• [SUPPLIED MATERIAL]:
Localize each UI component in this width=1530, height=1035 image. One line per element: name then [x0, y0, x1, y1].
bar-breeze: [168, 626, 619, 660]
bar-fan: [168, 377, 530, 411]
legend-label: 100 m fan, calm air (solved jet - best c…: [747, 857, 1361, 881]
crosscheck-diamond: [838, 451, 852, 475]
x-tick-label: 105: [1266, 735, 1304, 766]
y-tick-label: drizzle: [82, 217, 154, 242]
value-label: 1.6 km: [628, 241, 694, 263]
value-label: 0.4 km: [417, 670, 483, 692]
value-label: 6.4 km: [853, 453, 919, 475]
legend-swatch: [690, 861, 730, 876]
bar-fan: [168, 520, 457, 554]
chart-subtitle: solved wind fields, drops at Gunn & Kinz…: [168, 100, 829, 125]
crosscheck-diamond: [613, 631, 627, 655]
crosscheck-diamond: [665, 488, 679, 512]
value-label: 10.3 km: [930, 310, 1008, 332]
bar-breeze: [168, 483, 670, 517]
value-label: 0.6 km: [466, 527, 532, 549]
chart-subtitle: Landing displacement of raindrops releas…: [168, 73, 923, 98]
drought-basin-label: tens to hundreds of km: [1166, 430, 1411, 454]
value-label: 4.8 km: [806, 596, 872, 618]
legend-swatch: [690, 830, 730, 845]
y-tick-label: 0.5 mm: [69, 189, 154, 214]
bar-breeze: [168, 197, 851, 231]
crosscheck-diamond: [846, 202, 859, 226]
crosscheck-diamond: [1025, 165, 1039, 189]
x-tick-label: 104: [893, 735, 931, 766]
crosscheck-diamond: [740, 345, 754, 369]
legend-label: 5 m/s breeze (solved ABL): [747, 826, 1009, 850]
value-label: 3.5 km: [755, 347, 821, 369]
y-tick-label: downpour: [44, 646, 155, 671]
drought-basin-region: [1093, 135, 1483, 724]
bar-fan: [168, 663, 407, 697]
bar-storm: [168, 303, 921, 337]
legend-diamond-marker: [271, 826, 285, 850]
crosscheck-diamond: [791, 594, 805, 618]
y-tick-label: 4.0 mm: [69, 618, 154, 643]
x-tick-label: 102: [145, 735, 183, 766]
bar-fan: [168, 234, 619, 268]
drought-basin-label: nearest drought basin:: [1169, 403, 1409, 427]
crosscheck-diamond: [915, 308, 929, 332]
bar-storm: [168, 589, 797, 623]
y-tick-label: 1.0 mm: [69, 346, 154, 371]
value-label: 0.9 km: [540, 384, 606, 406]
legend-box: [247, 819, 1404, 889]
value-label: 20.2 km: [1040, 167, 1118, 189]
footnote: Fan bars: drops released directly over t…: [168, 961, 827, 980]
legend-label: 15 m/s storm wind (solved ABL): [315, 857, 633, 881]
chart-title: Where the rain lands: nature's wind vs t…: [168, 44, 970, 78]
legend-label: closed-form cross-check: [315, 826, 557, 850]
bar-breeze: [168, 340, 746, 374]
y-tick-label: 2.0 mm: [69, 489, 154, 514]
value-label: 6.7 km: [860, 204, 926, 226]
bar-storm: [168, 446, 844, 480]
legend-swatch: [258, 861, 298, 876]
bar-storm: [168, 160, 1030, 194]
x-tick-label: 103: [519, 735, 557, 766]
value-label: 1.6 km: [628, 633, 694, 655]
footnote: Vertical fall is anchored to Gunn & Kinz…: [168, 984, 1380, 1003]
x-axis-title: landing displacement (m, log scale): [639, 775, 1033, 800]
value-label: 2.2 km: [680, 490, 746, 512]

==

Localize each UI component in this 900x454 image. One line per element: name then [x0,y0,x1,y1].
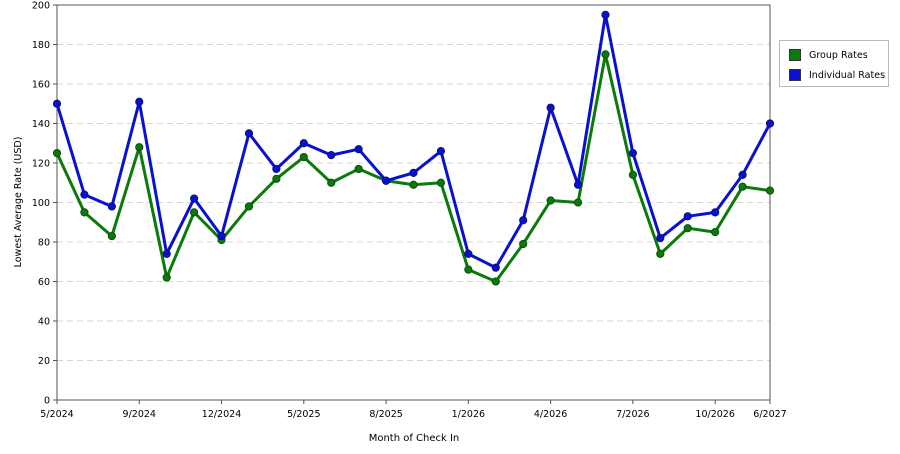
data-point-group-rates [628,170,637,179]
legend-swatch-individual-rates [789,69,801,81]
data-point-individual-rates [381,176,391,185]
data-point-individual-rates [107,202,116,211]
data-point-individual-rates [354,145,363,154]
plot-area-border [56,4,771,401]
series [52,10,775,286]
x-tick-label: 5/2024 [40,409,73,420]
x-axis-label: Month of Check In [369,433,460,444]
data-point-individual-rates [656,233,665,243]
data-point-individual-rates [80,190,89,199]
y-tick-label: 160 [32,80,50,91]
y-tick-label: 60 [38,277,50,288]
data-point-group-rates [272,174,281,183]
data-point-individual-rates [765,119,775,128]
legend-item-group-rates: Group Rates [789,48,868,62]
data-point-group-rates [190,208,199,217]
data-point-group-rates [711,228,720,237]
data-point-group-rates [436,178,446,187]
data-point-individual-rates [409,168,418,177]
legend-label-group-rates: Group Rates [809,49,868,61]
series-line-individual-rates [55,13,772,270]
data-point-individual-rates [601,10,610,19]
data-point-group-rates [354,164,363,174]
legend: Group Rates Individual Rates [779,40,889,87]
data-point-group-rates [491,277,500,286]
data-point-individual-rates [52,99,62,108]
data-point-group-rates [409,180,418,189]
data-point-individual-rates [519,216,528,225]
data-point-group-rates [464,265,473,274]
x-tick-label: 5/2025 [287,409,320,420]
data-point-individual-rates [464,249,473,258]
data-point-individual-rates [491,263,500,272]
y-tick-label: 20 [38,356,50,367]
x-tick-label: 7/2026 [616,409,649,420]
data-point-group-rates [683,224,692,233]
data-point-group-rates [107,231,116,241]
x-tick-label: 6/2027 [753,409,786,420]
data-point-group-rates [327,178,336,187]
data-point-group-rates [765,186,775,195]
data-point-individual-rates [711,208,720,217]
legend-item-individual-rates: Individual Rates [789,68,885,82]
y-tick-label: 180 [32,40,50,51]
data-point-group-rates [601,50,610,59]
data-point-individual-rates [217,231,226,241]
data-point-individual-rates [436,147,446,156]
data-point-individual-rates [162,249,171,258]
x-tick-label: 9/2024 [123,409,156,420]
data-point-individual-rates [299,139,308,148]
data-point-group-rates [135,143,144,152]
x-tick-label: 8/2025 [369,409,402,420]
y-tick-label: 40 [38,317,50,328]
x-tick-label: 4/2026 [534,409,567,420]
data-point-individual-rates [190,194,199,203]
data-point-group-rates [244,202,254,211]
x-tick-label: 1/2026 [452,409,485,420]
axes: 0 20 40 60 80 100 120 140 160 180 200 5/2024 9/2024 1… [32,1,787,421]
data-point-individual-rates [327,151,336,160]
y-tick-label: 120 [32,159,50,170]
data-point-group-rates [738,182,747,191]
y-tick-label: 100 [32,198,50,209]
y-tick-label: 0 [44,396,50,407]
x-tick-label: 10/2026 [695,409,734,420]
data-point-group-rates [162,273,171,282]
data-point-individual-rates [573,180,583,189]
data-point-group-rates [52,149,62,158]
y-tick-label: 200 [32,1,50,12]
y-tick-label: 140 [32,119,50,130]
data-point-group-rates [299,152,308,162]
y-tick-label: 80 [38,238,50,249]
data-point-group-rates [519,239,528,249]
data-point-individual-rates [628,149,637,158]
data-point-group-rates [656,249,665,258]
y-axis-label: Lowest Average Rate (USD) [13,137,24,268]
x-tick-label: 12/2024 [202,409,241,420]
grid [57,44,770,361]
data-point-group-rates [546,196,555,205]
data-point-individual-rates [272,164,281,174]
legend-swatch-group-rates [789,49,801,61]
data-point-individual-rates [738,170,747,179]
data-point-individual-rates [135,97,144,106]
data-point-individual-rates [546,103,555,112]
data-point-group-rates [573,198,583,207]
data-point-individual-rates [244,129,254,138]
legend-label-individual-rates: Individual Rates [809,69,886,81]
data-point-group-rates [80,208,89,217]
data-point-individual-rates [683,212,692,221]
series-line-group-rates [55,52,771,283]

• [WRITTEN EXERCISE]: Can you set down, word for word, every line of the listing above from the one containing "Localize each UI component in this width=1530, height=1035" down to the one containing "x-tick-label: 105: [1266, 735, 1304, 766]", including both of those lines and nothing else?

• [WRITTEN RESPONSE]:
Localize each UI component in this width=1530, height=1035 image. One line per element: name then [x0, y0, x1, y1].
bar-breeze: [168, 626, 619, 660]
bar-fan: [168, 377, 530, 411]
legend-label: 100 m fan, calm air (solved jet - best c…: [747, 857, 1361, 881]
crosscheck-diamond: [838, 451, 852, 475]
x-tick-label: 105: [1266, 735, 1304, 766]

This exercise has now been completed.